* Begin Given data *
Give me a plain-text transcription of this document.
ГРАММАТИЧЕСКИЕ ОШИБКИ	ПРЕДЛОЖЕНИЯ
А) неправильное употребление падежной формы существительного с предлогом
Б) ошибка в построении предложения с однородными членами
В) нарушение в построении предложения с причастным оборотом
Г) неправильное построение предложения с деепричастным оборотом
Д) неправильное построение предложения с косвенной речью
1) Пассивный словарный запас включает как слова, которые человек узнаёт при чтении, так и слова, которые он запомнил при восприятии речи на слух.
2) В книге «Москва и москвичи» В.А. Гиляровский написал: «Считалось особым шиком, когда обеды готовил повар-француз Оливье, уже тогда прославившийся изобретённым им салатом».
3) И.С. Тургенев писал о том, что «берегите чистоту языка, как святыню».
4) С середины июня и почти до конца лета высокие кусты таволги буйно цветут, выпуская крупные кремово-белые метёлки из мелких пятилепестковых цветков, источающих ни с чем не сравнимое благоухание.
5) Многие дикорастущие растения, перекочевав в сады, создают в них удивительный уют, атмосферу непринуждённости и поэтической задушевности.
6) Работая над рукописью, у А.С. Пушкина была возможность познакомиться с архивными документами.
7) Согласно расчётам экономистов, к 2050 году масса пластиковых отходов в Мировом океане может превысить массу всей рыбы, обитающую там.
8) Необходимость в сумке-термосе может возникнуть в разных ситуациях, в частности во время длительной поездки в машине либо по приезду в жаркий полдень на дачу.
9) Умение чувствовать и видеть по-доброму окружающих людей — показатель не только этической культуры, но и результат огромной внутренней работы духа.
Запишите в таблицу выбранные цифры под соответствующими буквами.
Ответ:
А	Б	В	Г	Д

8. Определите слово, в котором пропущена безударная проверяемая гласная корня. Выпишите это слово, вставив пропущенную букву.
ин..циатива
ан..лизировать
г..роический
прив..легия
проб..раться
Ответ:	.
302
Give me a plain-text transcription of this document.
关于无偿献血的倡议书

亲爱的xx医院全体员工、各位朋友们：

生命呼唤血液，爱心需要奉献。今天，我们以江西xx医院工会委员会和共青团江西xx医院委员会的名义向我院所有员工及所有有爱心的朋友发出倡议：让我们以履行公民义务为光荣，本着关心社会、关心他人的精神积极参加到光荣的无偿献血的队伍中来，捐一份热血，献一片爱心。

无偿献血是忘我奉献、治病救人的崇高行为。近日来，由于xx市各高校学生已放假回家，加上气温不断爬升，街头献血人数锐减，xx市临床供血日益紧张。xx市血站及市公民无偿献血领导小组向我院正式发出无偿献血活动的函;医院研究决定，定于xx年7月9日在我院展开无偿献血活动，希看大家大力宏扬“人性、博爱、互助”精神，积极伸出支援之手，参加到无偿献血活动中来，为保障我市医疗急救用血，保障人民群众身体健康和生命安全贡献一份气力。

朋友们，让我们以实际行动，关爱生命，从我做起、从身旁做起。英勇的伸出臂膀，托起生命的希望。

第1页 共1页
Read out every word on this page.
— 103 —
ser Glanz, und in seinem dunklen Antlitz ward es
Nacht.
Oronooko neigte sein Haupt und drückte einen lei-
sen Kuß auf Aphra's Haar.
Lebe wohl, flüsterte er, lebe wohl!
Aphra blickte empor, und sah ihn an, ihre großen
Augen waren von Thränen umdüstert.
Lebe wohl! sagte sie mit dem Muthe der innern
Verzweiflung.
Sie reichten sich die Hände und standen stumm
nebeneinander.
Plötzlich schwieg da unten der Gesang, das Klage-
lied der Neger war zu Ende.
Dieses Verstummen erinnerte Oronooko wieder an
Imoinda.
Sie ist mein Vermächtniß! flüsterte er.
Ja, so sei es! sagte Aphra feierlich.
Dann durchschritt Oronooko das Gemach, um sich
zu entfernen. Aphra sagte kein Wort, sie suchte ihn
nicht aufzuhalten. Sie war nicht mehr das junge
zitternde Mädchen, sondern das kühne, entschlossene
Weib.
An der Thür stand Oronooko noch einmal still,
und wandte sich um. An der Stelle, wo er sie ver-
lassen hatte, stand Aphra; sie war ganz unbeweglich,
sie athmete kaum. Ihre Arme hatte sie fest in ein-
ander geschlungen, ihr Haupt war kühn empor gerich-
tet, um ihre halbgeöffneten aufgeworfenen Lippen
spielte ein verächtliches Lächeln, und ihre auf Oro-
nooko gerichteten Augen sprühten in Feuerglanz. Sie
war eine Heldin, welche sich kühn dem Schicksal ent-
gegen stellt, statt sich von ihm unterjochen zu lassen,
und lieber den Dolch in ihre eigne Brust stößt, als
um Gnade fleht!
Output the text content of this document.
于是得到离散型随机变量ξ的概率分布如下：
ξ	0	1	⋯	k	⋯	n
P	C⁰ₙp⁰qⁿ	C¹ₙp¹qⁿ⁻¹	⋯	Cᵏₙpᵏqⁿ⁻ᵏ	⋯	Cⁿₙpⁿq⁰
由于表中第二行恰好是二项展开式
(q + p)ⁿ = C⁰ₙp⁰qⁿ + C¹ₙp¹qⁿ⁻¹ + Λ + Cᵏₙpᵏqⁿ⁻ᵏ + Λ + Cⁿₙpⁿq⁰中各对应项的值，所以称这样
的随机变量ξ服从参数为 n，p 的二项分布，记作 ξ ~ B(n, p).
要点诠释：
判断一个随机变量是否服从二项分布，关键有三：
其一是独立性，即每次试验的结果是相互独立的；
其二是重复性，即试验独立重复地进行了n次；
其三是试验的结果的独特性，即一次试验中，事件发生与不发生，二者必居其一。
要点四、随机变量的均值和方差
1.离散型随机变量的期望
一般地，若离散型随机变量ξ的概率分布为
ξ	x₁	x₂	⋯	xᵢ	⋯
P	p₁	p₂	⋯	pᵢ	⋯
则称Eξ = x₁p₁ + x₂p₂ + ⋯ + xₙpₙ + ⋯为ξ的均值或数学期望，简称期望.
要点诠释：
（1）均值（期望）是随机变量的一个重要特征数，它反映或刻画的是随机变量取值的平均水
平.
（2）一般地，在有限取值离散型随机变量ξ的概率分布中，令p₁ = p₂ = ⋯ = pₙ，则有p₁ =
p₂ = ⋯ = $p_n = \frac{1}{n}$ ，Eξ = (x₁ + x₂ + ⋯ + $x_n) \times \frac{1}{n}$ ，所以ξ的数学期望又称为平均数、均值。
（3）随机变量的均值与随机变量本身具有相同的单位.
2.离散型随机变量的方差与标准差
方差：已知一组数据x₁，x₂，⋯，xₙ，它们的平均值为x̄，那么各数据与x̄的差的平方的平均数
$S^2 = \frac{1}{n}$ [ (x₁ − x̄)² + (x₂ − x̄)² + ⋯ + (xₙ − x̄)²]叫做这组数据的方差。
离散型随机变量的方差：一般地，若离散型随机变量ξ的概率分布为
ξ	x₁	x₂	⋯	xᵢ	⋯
* End Given data *
■ Job
Retype the entries exactly, including every line.

■ Finished answer
Give me a plain-text transcription of this document.
ГРАММАТИЧЕСКИЕ ОШИБКИ	ПРЕДЛОЖЕНИЯ
А) неправильное употребление падежной формы существительного с предлогом
Б) ошибка в построении предложения с однородными членами
В) нарушение в построении предложения с причастным оборотом
Г) неправильное построение предложения с деепричастным оборотом
Д) неправильное построение предложения с косвенной речью
1) Пассивный словарный запас включает как слова, которые человек узнаёт при чтении, так и слова, которые он запомнил при восприятии речи на слух.
2) В книге «Москва и москвичи» В.А. Гиляровский написал: «Считалось особым шиком, когда обеды готовил повар-француз Оливье, уже тогда прославившийся изобретённым им салатом».
3) И.С. Тургенев писал о том, что «берегите чистоту языка, как святыню».
4) С середины июня и почти до конца лета высокие кусты таволги буйно цветут, выпуская крупные кремово-белые метёлки из мелких пятилепестковых цветков, источающих ни с чем не сравнимое благоухание.
5) Многие дикорастущие растения, перекочевав в сады, создают в них удивительный уют, атмосферу непринуждённости и поэтической задушевности.
6) Работая над рукописью, у А.С. Пушкина была возможность познакомиться с архивными документами.
7) Согласно расчётам экономистов, к 2050 году масса пластиковых отходов в Мировом океане может превысить массу всей рыбы, обитающую там.
8) Необходимость в сумке-термосе может возникнуть в разных ситуациях, в частности во время длительной поездки в машине либо по приезду в жаркий полдень на дачу.
9) Умение чувствовать и видеть по-доброму окружающих людей — показатель не только этической культуры, но и результат огромной внутренней работы духа.
Запишите в таблицу выбранные цифры под соответствующими буквами.
Ответ:
А	Б	В	Г	Д

8. Определите слово, в котором пропущена безударная проверяемая гласная корня. Выпишите это слово, вставив пропущенную букву.
ин..циатива
ан..лизировать
г..роический
прив..легия
проб..раться
Ответ:	.
302
Give me a plain-text transcription of this document.
关于无偿献血的倡议书

亲爱的xx医院全体员工、各位朋友们：

生命呼唤血液，爱心需要奉献。今天，我们以江西xx医院工会委员会和共青团江西xx医院委员会的名义向我院所有员工及所有有爱心的朋友发出倡议：让我们以履行公民义务为光荣，本着关心社会、关心他人的精神积极参加到光荣的无偿献血的队伍中来，捐一份热血，献一片爱心。

无偿献血是忘我奉献、治病救人的崇高行为。近日来，由于xx市各高校学生已放假回家，加上气温不断爬升，街头献血人数锐减，xx市临床供血日益紧张。xx市血站及市公民无偿献血领导小组向我院正式发出无偿献血活动的函;医院研究决定，定于xx年7月9日在我院展开无偿献血活动，希看大家大力宏扬“人性、博爱、互助”精神，积极伸出支援之手，参加到无偿献血活动中来，为保障我市医疗急救用血，保障人民群众身体健康和生命安全贡献一份气力。

朋友们，让我们以实际行动，关爱生命，从我做起、从身旁做起。英勇的伸出臂膀，托起生命的希望。

第1页 共1页
Read out every word on this page.
— 103 —
ser Glanz, und in seinem dunklen Antlitz ward es
Nacht.
Oronooko neigte sein Haupt und drückte einen lei-
sen Kuß auf Aphra's Haar.
Lebe wohl, flüsterte er, lebe wohl!
Aphra blickte empor, und sah ihn an, ihre großen
Augen waren von Thränen umdüstert.
Lebe wohl! sagte sie mit dem Muthe der innern
Verzweiflung.
Sie reichten sich die Hände und standen stumm
nebeneinander.
Plötzlich schwieg da unten der Gesang, das Klage-
lied der Neger war zu Ende.
Dieses Verstummen erinnerte Oronooko wieder an
Imoinda.
Sie ist mein Vermächtniß! flüsterte er.
Ja, so sei es! sagte Aphra feierlich.
Dann durchschritt Oronooko das Gemach, um sich
zu entfernen. Aphra sagte kein Wort, sie suchte ihn
nicht aufzuhalten. Sie war nicht mehr das junge
zitternde Mädchen, sondern das kühne, entschlossene
Weib.
An der Thür stand Oronooko noch einmal still,
und wandte sich um. An der Stelle, wo er sie ver-
lassen hatte, stand Aphra; sie war ganz unbeweglich,
sie athmete kaum. Ihre Arme hatte sie fest in ein-
ander geschlungen, ihr Haupt war kühn empor gerich-
tet, um ihre halbgeöffneten aufgeworfenen Lippen
spielte ein verächtliches Lächeln, und ihre auf Oro-
nooko gerichteten Augen sprühten in Feuerglanz. Sie
war eine Heldin, welche sich kühn dem Schicksal ent-
gegen stellt, statt sich von ihm unterjochen zu lassen,
und lieber den Dolch in ihre eigne Brust stößt, als
um Gnade fleht!
Output the text content of this document.
于是得到离散型随机变量ξ的概率分布如下：
ξ	0	1	⋯	k	⋯	n
P	C⁰ₙp⁰qⁿ	C¹ₙp¹qⁿ⁻¹	⋯	Cᵏₙpᵏqⁿ⁻ᵏ	⋯	Cⁿₙpⁿq⁰
由于表中第二行恰好是二项展开式
(q + p)ⁿ = C⁰ₙp⁰qⁿ + C¹ₙp¹qⁿ⁻¹ + Λ + Cᵏₙpᵏqⁿ⁻ᵏ + Λ + Cⁿₙpⁿq⁰中各对应项的值，所以称这样
的随机变量ξ服从参数为 n，p 的二项分布，记作 ξ ~ B(n, p).
要点诠释：
判断一个随机变量是否服从二项分布，关键有三：
其一是独立性，即每次试验的结果是相互独立的；
其二是重复性，即试验独立重复地进行了n次；
其三是试验的结果的独特性，即一次试验中，事件发生与不发生，二者必居其一。
要点四、随机变量的均值和方差
1.离散型随机变量的期望
一般地，若离散型随机变量ξ的概率分布为
ξ	x₁	x₂	⋯	xᵢ	⋯
P	p₁	p₂	⋯	pᵢ	⋯
则称Eξ = x₁p₁ + x₂p₂ + ⋯ + xₙpₙ + ⋯为ξ的均值或数学期望，简称期望.
要点诠释：
（1）均值（期望）是随机变量的一个重要特征数，它反映或刻画的是随机变量取值的平均水
平.
（2）一般地，在有限取值离散型随机变量ξ的概率分布中，令p₁ = p₂ = ⋯ = pₙ，则有p₁ =
p₂ = ⋯ = $p_n = \frac{1}{n}$ ，Eξ = (x₁ + x₂ + ⋯ + $x_n) \times \frac{1}{n}$ ，所以ξ的数学期望又称为平均数、均值。
（3）随机变量的均值与随机变量本身具有相同的单位.
2.离散型随机变量的方差与标准差
方差：已知一组数据x₁，x₂，⋯，xₙ，它们的平均值为x̄，那么各数据与x̄的差的平方的平均数
$S^2 = \frac{1}{n}$ [ (x₁ − x̄)² + (x₂ − x̄)² + ⋯ + (xₙ − x̄)²]叫做这组数据的方差。
离散型随机变量的方差：一般地，若离散型随机变量ξ的概率分布为
ξ	x₁	x₂	⋯	xᵢ	⋯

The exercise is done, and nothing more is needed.